Given problem: Copy all lines that contain the word "communication".

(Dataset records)
☆ ☆ ☆ ☆ ☆ ☆ ☆

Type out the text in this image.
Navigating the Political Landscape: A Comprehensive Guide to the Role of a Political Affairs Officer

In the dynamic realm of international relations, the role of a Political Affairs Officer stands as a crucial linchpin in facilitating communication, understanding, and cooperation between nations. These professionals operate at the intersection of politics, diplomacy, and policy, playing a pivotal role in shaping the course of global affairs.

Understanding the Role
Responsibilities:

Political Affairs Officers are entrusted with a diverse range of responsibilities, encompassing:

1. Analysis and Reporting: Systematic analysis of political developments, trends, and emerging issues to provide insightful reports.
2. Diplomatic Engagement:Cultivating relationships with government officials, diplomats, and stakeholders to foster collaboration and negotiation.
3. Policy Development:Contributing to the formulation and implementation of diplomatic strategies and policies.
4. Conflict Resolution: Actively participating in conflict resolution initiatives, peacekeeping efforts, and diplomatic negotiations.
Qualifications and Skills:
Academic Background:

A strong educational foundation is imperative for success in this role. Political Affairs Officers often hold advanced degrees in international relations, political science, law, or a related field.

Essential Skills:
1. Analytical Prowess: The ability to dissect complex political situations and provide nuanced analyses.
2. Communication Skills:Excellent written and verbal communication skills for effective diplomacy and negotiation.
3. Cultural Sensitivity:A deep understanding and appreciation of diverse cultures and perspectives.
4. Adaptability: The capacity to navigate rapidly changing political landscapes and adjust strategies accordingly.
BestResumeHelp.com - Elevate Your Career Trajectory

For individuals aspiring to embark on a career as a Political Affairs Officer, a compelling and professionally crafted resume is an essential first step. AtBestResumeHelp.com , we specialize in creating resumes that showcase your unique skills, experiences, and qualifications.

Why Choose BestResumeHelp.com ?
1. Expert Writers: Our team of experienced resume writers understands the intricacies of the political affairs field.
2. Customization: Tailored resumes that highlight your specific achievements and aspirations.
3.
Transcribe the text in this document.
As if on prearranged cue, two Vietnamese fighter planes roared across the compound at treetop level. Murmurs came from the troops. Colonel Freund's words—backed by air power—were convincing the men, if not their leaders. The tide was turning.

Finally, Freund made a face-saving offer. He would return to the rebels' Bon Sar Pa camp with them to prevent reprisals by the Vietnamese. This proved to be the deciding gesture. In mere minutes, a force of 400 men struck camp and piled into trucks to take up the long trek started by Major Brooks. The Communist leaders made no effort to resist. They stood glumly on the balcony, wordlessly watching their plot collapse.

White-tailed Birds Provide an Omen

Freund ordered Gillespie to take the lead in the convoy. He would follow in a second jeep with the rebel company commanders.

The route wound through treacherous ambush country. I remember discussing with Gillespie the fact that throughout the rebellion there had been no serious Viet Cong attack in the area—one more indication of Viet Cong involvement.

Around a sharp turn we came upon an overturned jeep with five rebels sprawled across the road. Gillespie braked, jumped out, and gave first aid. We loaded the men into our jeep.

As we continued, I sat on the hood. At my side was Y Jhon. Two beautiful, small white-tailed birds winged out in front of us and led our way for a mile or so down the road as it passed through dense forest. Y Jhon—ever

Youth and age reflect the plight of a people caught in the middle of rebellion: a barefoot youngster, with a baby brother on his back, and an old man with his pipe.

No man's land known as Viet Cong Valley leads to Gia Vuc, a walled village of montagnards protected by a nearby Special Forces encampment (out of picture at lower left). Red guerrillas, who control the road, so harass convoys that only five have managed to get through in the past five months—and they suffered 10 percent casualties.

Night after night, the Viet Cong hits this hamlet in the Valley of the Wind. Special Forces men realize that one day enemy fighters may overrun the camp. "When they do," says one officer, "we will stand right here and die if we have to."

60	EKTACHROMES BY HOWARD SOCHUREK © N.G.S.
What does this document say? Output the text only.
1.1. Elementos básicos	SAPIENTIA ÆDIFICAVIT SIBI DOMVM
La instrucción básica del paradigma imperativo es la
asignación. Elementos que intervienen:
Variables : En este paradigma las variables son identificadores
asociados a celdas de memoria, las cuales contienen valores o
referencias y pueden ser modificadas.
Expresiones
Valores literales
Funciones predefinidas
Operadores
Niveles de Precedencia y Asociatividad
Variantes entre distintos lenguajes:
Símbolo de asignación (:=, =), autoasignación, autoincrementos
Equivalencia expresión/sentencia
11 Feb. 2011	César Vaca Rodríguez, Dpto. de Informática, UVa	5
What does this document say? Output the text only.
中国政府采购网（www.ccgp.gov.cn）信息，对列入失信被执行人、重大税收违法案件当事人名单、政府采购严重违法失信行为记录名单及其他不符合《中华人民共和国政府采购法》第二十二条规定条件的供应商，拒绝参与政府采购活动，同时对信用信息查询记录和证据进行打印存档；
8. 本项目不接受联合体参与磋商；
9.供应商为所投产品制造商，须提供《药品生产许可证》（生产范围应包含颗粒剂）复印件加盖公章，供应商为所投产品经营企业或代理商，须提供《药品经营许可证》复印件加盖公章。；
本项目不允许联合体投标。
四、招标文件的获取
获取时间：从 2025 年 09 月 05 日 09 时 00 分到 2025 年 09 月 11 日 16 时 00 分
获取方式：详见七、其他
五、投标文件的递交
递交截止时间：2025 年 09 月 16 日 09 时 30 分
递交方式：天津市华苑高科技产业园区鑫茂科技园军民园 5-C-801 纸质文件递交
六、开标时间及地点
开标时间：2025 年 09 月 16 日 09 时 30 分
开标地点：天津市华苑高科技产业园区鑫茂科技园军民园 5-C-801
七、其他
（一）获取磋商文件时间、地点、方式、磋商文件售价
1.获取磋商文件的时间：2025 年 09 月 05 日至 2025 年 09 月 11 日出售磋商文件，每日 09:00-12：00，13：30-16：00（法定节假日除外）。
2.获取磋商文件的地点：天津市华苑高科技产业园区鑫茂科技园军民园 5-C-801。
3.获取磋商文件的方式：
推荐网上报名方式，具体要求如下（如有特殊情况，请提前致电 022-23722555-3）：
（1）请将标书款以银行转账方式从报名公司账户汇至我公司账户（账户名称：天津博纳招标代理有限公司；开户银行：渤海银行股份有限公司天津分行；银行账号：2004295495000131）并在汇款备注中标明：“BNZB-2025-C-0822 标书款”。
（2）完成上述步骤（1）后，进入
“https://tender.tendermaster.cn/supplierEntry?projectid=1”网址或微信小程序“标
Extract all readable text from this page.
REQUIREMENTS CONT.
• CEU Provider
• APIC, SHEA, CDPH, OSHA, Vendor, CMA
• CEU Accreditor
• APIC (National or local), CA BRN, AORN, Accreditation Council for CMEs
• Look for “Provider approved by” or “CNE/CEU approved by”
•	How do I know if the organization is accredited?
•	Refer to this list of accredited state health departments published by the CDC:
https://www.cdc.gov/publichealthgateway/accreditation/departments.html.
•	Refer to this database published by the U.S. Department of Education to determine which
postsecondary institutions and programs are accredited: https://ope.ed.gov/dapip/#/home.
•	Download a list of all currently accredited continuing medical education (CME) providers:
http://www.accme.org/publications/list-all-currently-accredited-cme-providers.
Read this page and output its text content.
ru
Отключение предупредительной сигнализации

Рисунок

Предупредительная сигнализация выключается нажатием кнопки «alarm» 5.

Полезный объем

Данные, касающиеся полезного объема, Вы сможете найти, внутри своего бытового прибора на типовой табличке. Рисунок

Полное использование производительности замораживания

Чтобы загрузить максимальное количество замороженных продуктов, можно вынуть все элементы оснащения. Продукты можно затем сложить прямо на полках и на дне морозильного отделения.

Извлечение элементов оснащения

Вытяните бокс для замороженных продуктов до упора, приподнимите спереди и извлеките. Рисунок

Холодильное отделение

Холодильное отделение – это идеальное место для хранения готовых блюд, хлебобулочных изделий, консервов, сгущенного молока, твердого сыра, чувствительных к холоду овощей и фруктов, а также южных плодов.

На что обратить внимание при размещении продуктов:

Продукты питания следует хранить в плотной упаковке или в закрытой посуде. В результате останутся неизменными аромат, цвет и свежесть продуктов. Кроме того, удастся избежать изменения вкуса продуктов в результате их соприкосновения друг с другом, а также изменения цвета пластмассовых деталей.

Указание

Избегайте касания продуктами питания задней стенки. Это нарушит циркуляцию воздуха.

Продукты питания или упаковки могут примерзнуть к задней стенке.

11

☆ ☆ ☆ ☆ ☆ ☆ ☆

Exercise output:
In the dynamic realm of international relations, the role of a Political Affairs Officer stands as a crucial linchpin in facilitating communication, understanding, and cooperation between nations. These professionals operate at the intersection of politics, diplomacy, and policy, playing a pivotal role in shaping the course of global affairs.
2. Communication Skills:Excellent written and verbal communication skills for effective diplomacy and negotiation.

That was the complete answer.